:: Data in this exercise

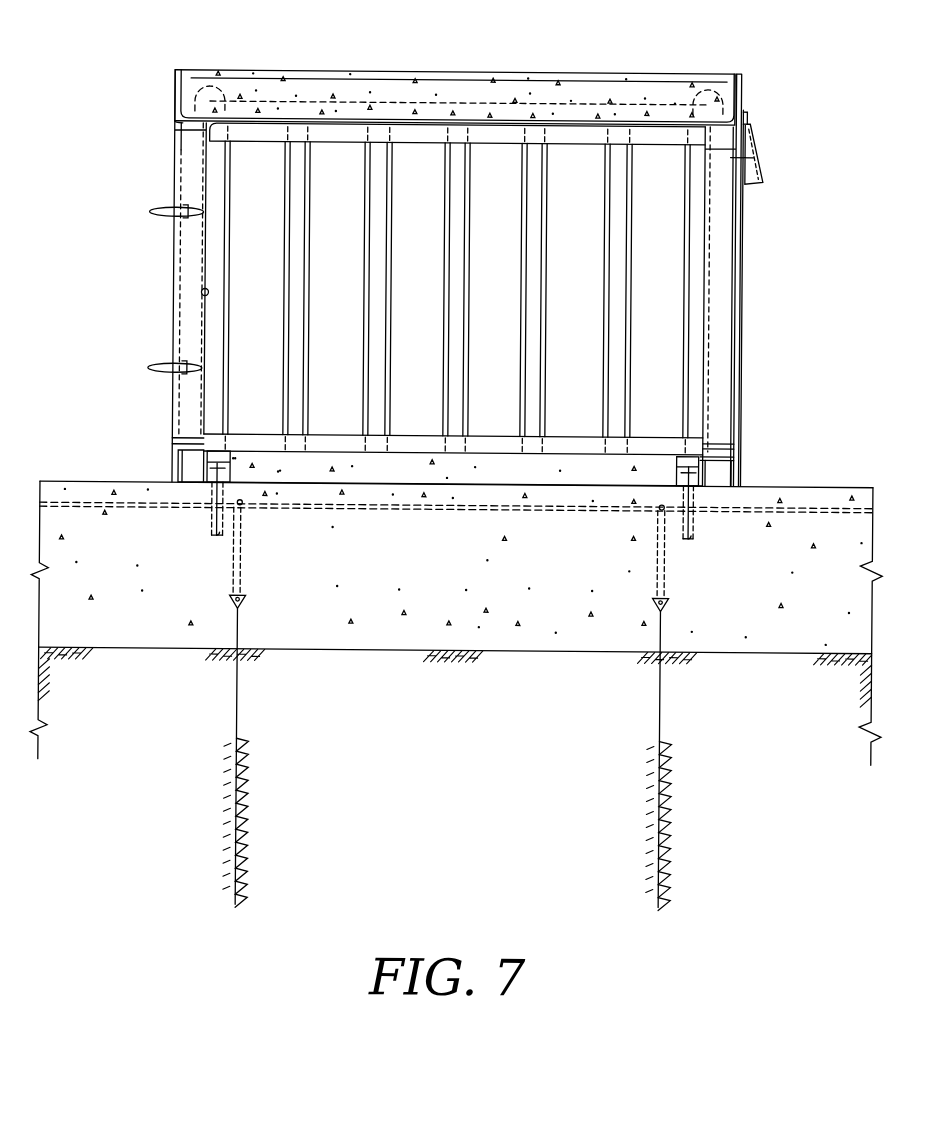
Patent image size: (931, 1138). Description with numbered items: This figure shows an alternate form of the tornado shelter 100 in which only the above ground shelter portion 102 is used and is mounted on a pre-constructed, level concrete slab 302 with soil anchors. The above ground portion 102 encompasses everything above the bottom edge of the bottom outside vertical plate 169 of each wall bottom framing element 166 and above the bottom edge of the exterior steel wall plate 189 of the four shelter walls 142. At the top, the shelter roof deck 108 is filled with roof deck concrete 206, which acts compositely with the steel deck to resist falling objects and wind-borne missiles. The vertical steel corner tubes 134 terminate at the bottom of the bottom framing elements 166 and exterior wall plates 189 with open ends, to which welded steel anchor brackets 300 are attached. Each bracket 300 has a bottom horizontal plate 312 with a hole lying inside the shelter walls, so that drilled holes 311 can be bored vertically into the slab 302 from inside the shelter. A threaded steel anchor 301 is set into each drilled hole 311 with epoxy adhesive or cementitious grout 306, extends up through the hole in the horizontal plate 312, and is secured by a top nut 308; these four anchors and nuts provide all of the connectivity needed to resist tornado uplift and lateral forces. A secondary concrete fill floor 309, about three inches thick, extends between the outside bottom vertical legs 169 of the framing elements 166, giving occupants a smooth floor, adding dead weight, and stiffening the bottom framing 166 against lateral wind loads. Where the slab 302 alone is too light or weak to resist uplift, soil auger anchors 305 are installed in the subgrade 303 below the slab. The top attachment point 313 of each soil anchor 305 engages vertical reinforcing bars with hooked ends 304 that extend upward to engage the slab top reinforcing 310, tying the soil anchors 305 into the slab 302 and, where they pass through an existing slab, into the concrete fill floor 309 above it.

The tornado shelter 100 is at (762, 55).
The above ground shelter portion 102 is at (738, 248).
The shelter roof deck 108 is at (474, 72).
The vertical steel corner tubes 134 is at (182, 465).
The shelter walls 142 is at (739, 336).
The wall bottom framing element 166 is at (718, 448).
The bottom outside vertical plate 169 is at (685, 460).
The exterior steel wall plate 189 is at (739, 386).
The roof deck concrete 206 is at (352, 93).
The steel anchor brackets 300 is at (677, 466).
The threaded steel anchor 301 is at (213, 519).
The concrete slab 302 is at (818, 494).
The subgrade 303 is at (445, 735).
The vertical reinforcing bars with hooked ends 304 is at (242, 561).
The soil auger anchors 305 is at (245, 825).
The epoxy adhesive or cementitious grout 306 is at (219, 541).
The top nuts 308 is at (218, 470).
The concrete fill floor 309 is at (367, 472).
The slab top reinforcing 310 is at (405, 512).
The drilled holes 311 is at (694, 543).
The bottom horizontal plate 312 is at (700, 495).
The top attachment point 313 is at (248, 603).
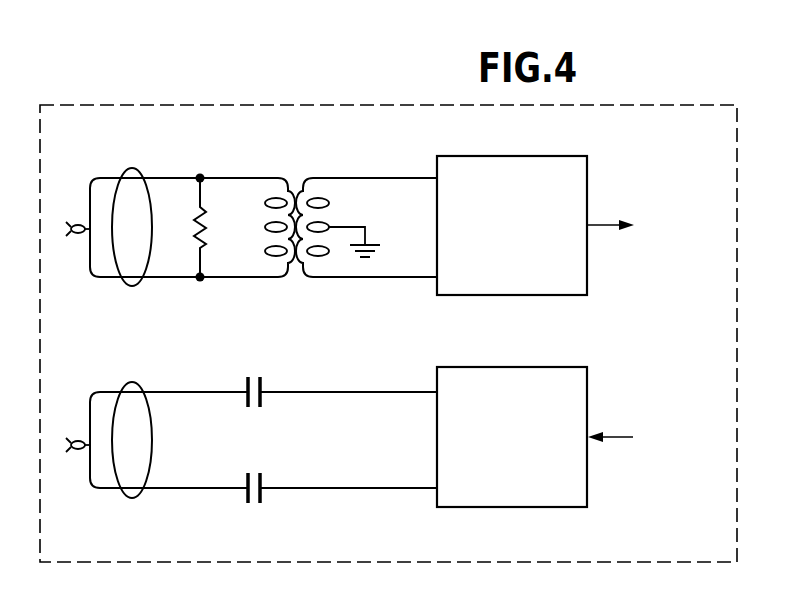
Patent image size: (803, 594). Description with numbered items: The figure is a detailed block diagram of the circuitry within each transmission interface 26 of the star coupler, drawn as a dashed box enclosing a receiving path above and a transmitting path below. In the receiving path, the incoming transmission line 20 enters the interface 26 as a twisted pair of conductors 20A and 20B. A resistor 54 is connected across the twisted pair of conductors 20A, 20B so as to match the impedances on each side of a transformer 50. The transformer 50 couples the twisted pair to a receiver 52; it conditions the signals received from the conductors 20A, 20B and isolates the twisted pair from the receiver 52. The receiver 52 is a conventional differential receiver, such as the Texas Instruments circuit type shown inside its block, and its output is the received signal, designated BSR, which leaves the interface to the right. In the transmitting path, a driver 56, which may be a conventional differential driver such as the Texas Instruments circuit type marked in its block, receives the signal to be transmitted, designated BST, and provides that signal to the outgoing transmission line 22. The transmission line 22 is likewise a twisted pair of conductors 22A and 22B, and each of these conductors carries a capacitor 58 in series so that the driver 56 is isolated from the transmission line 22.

The transmission line 20 is at (130, 170).
The conductor 20A is at (166, 178).
The conductor 20B is at (175, 278).
The transmission line 22 is at (130, 382).
The conductor 22A is at (176, 392).
The conductor 22B is at (208, 490).
The transmission interface 26 is at (345, 107).
The transformer 50 is at (297, 178).
The receiver 52 is at (587, 166).
The resistor 54 is at (201, 212).
The driver 56 is at (587, 367).
The capacitor 58 is at (247, 402).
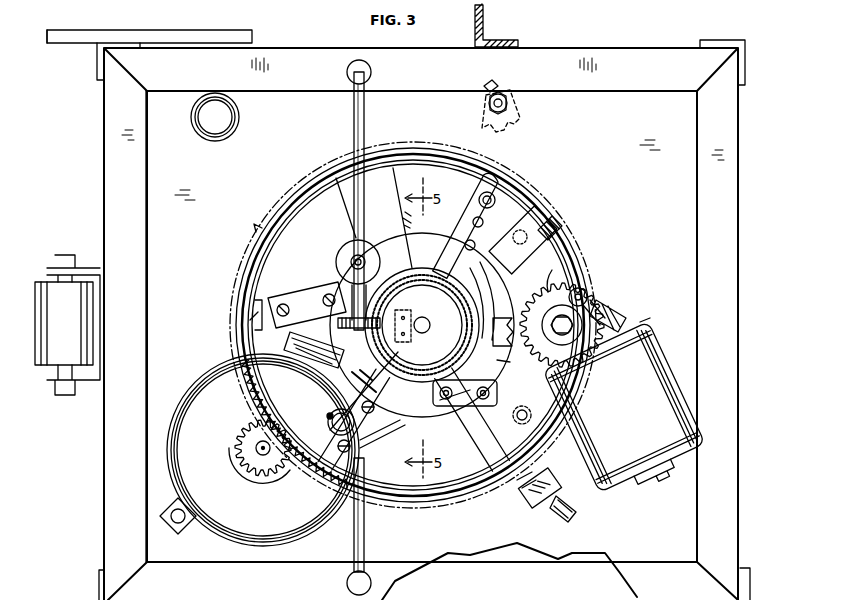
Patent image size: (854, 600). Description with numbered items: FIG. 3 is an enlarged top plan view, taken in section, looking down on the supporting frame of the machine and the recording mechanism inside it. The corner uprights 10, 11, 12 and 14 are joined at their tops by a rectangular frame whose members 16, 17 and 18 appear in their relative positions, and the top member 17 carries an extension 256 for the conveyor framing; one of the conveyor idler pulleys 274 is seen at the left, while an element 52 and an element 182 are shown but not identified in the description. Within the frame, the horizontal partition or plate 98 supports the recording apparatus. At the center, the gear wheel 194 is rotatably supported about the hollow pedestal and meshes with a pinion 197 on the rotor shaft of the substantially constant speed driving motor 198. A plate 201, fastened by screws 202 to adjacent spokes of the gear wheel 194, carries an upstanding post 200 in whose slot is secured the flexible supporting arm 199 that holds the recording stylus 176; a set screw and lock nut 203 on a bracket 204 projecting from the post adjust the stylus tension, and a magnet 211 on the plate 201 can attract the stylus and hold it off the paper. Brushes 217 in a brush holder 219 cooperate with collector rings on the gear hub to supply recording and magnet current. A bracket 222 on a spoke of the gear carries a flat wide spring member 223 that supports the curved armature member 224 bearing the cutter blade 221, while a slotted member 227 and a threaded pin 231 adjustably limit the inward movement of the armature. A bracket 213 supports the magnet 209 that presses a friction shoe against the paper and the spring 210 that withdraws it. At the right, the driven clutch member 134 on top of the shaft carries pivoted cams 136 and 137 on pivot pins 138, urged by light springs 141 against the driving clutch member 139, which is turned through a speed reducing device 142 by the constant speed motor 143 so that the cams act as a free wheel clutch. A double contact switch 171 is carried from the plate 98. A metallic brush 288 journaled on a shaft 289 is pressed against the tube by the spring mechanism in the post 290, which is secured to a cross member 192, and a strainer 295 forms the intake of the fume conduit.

The upright member 10 is at (750, 590).
The upright member 11 is at (745, 63).
The upright member 12 is at (94, 62).
The upright member 14 is at (99, 585).
The frame member 16 is at (740, 322).
The top frame member 17 is at (625, 52).
The frame member 18 is at (104, 178).
The angle post 52 is at (484, 20).
The horizontal partition 98 is at (738, 237).
The driven clutch member 134 is at (551, 272).
The driving cam 136 is at (583, 290).
The driving cam 137 is at (497, 383).
The pivot pin 138 is at (587, 300).
The driving clutch member 139 is at (580, 290).
The spring 141 is at (598, 312).
The speed reducing device 142 is at (645, 316).
The constant speed motor 143 is at (652, 336).
The switch 171 is at (526, 121).
The recording stylus 176 is at (405, 342).
The pivot bolt 182 is at (488, 103).
The cross member 192 is at (354, 118).
The gear wheel 194 is at (460, 506).
The pinion 197 is at (238, 462).
The driving motor 198 is at (240, 358).
The flexible supporting arm 199 is at (350, 384).
The post 200 is at (350, 445).
The plate 201 is at (280, 297).
The screw 202 is at (270, 310).
The set screw and lock nut 203 is at (348, 392).
The bracket 204 is at (336, 410).
The magnet 209 is at (528, 500).
The spring 210 is at (574, 510).
The magnet 211 is at (306, 352).
The bracket 213 is at (522, 492).
The brush 217 is at (541, 222).
The brush holder 219 is at (556, 240).
The cutter blade 221 is at (468, 406).
The bracket 222 is at (518, 188).
The flat wide spring member 223 is at (450, 298).
The curved armature member 224 is at (368, 410).
The slotted member 227 is at (490, 300).
The threaded pin 231 is at (521, 406).
The extension 256 is at (64, 30).
The idler pulley 274 is at (38, 370).
The metallic brush 288 is at (345, 316).
The shaft 289 is at (352, 292).
The post 290 is at (345, 252).
The strainer 295 is at (205, 128).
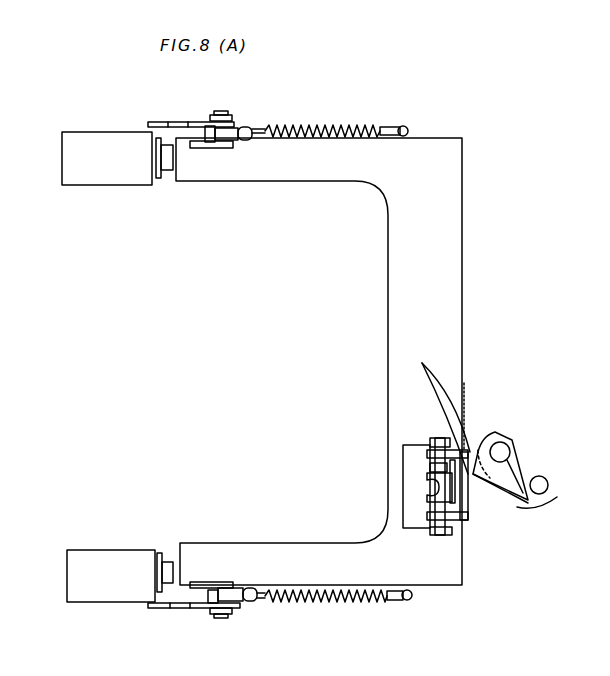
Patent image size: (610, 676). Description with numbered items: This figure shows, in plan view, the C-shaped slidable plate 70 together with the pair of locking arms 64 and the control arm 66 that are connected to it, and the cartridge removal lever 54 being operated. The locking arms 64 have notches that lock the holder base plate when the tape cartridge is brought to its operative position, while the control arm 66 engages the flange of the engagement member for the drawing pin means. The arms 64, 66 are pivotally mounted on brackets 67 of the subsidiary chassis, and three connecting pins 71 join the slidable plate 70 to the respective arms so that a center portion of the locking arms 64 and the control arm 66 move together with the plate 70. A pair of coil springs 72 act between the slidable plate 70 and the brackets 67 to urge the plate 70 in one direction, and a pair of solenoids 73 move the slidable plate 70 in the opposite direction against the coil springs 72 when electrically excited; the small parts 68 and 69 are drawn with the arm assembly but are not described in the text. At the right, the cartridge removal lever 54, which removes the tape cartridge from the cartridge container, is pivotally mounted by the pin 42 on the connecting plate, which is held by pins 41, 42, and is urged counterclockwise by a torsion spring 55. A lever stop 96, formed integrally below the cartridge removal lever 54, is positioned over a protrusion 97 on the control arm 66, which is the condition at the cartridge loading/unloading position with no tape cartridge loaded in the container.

The pin 41 is at (540, 485).
The pin 42 is at (503, 448).
The cartridge removal lever 54 is at (442, 390).
The torsion spring 55 is at (507, 492).
The locking arm 64 is at (163, 120).
The control arm 66 is at (430, 487).
The bracket 67 is at (233, 136).
The nut 68 is at (220, 113).
The spacer 69 is at (430, 467).
The slidable plate 70 is at (455, 202).
The connecting pin 71 is at (210, 136).
The coil spring 72 is at (290, 128).
The solenoid 73 is at (93, 142).
The lever stop 96 is at (487, 428).
The protrusion 97 is at (478, 483).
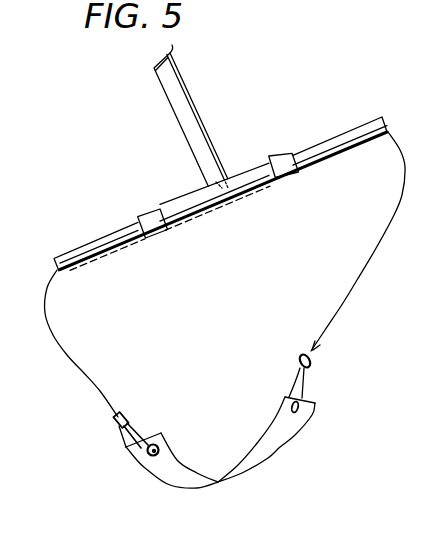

::::

### Brief
Switch "plan view" to "top view" in the records from the line with "Patent image size: (610, 676)." through the end of the records, leaving everything else unchanged. Give back only those lines, without the pictures.

### Result of this task
Patent image size: (610, 676). Description with numbered items: This figure shows, in top view, the C-shaped slidable plate 70 together with the pair of locking arms 64 and the control arm 66 that are connected to it, and the cartridge removal lever 54 being operated. The locking arms 64 have notches that lock the holder base plate when the tape cartridge is brought to its operative position, while the control arm 66 engages the flange of the engagement member for the drawing pin means. The arms 64, 66 are pivotally mounted on brackets 67 of the subsidiary chassis, and three connecting pins 71 join the slidable plate 70 to the respective arms so that a center portion of the locking arms 64 and the control arm 66 move together with the plate 70. A pair of coil springs 72 act between the slidable plate 70 and the brackets 67 to urge the plate 70 in one direction, and a pair of solenoids 73 move the slidable plate 70 in the opposite direction against the coil springs 72 when electrically excited; the small parts 68 and 69 are drawn with the arm assembly but are not described in the text. At the right, the cartridge removal lever 54, which removes the tape cartridge from the cartridge container, is pivotally mounted by the pin 42 on the connecting plate, which is held by pins 41, 42, and is urged counterclockwise by a torsion spring 55. A lever stop 96, formed integrally below the cartridge removal lever 54, is positioned over a protrusion 97 on the control arm 66, which is the condition at the cartridge loading/unloading position with no tape cartridge loaded in the container.

The pin 41 is at (540, 485).
The pin 42 is at (503, 448).
The cartridge removal lever 54 is at (442, 390).
The torsion spring 55 is at (507, 492).
The locking arm 64 is at (163, 120).
The control arm 66 is at (430, 487).
The bracket 67 is at (233, 136).
The nut 68 is at (220, 113).
The spacer 69 is at (430, 467).
The slidable plate 70 is at (455, 202).
The connecting pin 71 is at (210, 136).
The coil spring 72 is at (290, 128).
The solenoid 73 is at (93, 142).
The lever stop 96 is at (487, 428).
The protrusion 97 is at (478, 483).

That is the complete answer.